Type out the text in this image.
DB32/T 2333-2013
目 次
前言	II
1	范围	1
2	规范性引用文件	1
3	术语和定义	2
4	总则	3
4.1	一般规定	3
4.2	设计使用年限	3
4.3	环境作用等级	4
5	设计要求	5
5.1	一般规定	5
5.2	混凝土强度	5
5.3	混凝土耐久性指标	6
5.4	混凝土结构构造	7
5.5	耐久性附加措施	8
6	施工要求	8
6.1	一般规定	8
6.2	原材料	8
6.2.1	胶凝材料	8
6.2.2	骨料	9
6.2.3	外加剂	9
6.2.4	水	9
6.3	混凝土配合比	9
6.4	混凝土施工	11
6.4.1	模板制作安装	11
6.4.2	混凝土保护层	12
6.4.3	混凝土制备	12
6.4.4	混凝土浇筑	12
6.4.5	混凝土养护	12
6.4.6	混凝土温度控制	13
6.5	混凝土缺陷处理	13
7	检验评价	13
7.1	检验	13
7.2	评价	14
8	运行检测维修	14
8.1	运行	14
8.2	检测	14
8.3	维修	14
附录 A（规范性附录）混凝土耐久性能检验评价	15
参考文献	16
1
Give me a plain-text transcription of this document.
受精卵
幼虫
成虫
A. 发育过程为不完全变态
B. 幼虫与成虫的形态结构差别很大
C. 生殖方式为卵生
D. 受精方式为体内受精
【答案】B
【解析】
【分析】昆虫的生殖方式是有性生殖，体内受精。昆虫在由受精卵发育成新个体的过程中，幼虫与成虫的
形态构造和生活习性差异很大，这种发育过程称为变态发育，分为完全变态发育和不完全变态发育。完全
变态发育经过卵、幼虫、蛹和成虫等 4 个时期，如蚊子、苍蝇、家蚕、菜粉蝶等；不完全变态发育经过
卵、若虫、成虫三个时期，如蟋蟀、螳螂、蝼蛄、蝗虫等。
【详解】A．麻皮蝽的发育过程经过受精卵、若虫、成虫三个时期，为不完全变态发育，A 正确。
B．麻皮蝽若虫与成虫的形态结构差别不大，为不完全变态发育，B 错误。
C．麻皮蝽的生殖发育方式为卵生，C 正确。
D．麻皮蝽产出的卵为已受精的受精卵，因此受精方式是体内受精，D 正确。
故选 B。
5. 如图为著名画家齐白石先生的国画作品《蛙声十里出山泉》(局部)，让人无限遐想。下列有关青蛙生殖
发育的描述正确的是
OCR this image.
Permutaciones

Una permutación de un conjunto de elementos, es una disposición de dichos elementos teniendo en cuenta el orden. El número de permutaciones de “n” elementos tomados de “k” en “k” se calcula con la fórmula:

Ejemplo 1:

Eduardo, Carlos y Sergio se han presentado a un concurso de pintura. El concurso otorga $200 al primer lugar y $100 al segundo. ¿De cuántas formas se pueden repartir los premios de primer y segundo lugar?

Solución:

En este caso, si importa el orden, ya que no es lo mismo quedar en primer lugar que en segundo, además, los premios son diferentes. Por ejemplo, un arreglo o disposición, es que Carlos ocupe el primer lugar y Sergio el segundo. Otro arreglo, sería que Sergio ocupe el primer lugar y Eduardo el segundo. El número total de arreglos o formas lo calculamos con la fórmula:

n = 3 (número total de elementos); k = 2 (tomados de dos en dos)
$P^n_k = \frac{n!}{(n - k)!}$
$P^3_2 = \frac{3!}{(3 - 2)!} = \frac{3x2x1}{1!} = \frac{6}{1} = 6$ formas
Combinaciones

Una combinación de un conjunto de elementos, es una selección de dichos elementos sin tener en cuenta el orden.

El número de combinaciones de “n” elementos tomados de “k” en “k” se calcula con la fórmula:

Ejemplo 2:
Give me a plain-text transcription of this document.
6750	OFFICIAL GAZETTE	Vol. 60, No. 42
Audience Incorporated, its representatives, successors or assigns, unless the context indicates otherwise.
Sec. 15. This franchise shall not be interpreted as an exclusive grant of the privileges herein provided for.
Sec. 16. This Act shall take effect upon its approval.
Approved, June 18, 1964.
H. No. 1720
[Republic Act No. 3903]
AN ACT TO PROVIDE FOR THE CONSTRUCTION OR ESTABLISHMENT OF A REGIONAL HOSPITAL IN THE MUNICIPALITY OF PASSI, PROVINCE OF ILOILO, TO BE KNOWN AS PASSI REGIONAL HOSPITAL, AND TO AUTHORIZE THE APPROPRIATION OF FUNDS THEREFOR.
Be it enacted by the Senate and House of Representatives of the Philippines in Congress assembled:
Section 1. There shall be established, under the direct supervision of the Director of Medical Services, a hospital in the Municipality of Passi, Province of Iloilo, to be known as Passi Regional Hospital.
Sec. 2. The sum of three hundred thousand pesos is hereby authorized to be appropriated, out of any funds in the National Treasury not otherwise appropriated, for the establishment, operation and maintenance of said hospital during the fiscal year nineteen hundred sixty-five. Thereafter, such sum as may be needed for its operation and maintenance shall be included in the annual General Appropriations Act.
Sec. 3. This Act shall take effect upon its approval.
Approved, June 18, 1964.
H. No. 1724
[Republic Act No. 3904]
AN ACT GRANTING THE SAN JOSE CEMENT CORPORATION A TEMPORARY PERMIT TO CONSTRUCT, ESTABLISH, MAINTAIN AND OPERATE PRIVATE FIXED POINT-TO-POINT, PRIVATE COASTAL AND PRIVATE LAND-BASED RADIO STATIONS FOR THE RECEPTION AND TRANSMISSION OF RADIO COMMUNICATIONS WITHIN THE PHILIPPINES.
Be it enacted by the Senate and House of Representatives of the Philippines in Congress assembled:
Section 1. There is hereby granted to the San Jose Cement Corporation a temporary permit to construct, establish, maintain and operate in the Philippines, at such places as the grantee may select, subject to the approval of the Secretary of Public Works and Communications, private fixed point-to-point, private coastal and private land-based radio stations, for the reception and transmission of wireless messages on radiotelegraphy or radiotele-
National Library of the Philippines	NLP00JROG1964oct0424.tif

Objective> Reproduce the listing in full. Keep it exactly as written.

Completed exercise>
Type out the text in this image.
DB32/T 2333-2013
目 次
前言	II
1	范围	1
2	规范性引用文件	1
3	术语和定义	2
4	总则	3
4.1	一般规定	3
4.2	设计使用年限	3
4.3	环境作用等级	4
5	设计要求	5
5.1	一般规定	5
5.2	混凝土强度	5
5.3	混凝土耐久性指标	6
5.4	混凝土结构构造	7
5.5	耐久性附加措施	8
6	施工要求	8
6.1	一般规定	8
6.2	原材料	8
6.2.1	胶凝材料	8
6.2.2	骨料	9
6.2.3	外加剂	9
6.2.4	水	9
6.3	混凝土配合比	9
6.4	混凝土施工	11
6.4.1	模板制作安装	11
6.4.2	混凝土保护层	12
6.4.3	混凝土制备	12
6.4.4	混凝土浇筑	12
6.4.5	混凝土养护	12
6.4.6	混凝土温度控制	13
6.5	混凝土缺陷处理	13
7	检验评价	13
7.1	检验	13
7.2	评价	14
8	运行检测维修	14
8.1	运行	14
8.2	检测	14
8.3	维修	14
附录 A（规范性附录）混凝土耐久性能检验评价	15
参考文献	16
1
Give me a plain-text transcription of this document.
受精卵
幼虫
成虫
A. 发育过程为不完全变态
B. 幼虫与成虫的形态结构差别很大
C. 生殖方式为卵生
D. 受精方式为体内受精
【答案】B
【解析】
【分析】昆虫的生殖方式是有性生殖，体内受精。昆虫在由受精卵发育成新个体的过程中，幼虫与成虫的
形态构造和生活习性差异很大，这种发育过程称为变态发育，分为完全变态发育和不完全变态发育。完全
变态发育经过卵、幼虫、蛹和成虫等 4 个时期，如蚊子、苍蝇、家蚕、菜粉蝶等；不完全变态发育经过
卵、若虫、成虫三个时期，如蟋蟀、螳螂、蝼蛄、蝗虫等。
【详解】A．麻皮蝽的发育过程经过受精卵、若虫、成虫三个时期，为不完全变态发育，A 正确。
B．麻皮蝽若虫与成虫的形态结构差别不大，为不完全变态发育，B 错误。
C．麻皮蝽的生殖发育方式为卵生，C 正确。
D．麻皮蝽产出的卵为已受精的受精卵，因此受精方式是体内受精，D 正确。
故选 B。
5. 如图为著名画家齐白石先生的国画作品《蛙声十里出山泉》(局部)，让人无限遐想。下列有关青蛙生殖
发育的描述正确的是
OCR this image.
Permutaciones

Una permutación de un conjunto de elementos, es una disposición de dichos elementos teniendo en cuenta el orden. El número de permutaciones de “n” elementos tomados de “k” en “k” se calcula con la fórmula:

Ejemplo 1:

Eduardo, Carlos y Sergio se han presentado a un concurso de pintura. El concurso otorga $200 al primer lugar y $100 al segundo. ¿De cuántas formas se pueden repartir los premios de primer y segundo lugar?

Solución:

En este caso, si importa el orden, ya que no es lo mismo quedar en primer lugar que en segundo, además, los premios son diferentes. Por ejemplo, un arreglo o disposición, es que Carlos ocupe el primer lugar y Sergio el segundo. Otro arreglo, sería que Sergio ocupe el primer lugar y Eduardo el segundo. El número total de arreglos o formas lo calculamos con la fórmula:

n = 3 (número total de elementos); k = 2 (tomados de dos en dos)
$P^n_k = \frac{n!}{(n - k)!}$
$P^3_2 = \frac{3!}{(3 - 2)!} = \frac{3x2x1}{1!} = \frac{6}{1} = 6$ formas
Combinaciones

Una combinación de un conjunto de elementos, es una selección de dichos elementos sin tener en cuenta el orden.

El número de combinaciones de “n” elementos tomados de “k” en “k” se calcula con la fórmula:

Ejemplo 2:
Give me a plain-text transcription of this document.
6750	OFFICIAL GAZETTE	Vol. 60, No. 42
Audience Incorporated, its representatives, successors or assigns, unless the context indicates otherwise.
Sec. 15. This franchise shall not be interpreted as an exclusive grant of the privileges herein provided for.
Sec. 16. This Act shall take effect upon its approval.
Approved, June 18, 1964.
H. No. 1720
[Republic Act No. 3903]
AN ACT TO PROVIDE FOR THE CONSTRUCTION OR ESTABLISHMENT OF A REGIONAL HOSPITAL IN THE MUNICIPALITY OF PASSI, PROVINCE OF ILOILO, TO BE KNOWN AS PASSI REGIONAL HOSPITAL, AND TO AUTHORIZE THE APPROPRIATION OF FUNDS THEREFOR.
Be it enacted by the Senate and House of Representatives of the Philippines in Congress assembled:
Section 1. There shall be established, under the direct supervision of the Director of Medical Services, a hospital in the Municipality of Passi, Province of Iloilo, to be known as Passi Regional Hospital.
Sec. 2. The sum of three hundred thousand pesos is hereby authorized to be appropriated, out of any funds in the National Treasury not otherwise appropriated, for the establishment, operation and maintenance of said hospital during the fiscal year nineteen hundred sixty-five. Thereafter, such sum as may be needed for its operation and maintenance shall be included in the annual General Appropriations Act.
Sec. 3. This Act shall take effect upon its approval.
Approved, June 18, 1964.
H. No. 1724
[Republic Act No. 3904]
AN ACT GRANTING THE SAN JOSE CEMENT CORPORATION A TEMPORARY PERMIT TO CONSTRUCT, ESTABLISH, MAINTAIN AND OPERATE PRIVATE FIXED POINT-TO-POINT, PRIVATE COASTAL AND PRIVATE LAND-BASED RADIO STATIONS FOR THE RECEPTION AND TRANSMISSION OF RADIO COMMUNICATIONS WITHIN THE PHILIPPINES.
Be it enacted by the Senate and House of Representatives of the Philippines in Congress assembled:
Section 1. There is hereby granted to the San Jose Cement Corporation a temporary permit to construct, establish, maintain and operate in the Philippines, at such places as the grantee may select, subject to the approval of the Secretary of Public Works and Communications, private fixed point-to-point, private coastal and private land-based radio stations, for the reception and transmission of wireless messages on radiotelegraphy or radiotele-
National Library of the Philippines	NLP00JROG1964oct0424.tif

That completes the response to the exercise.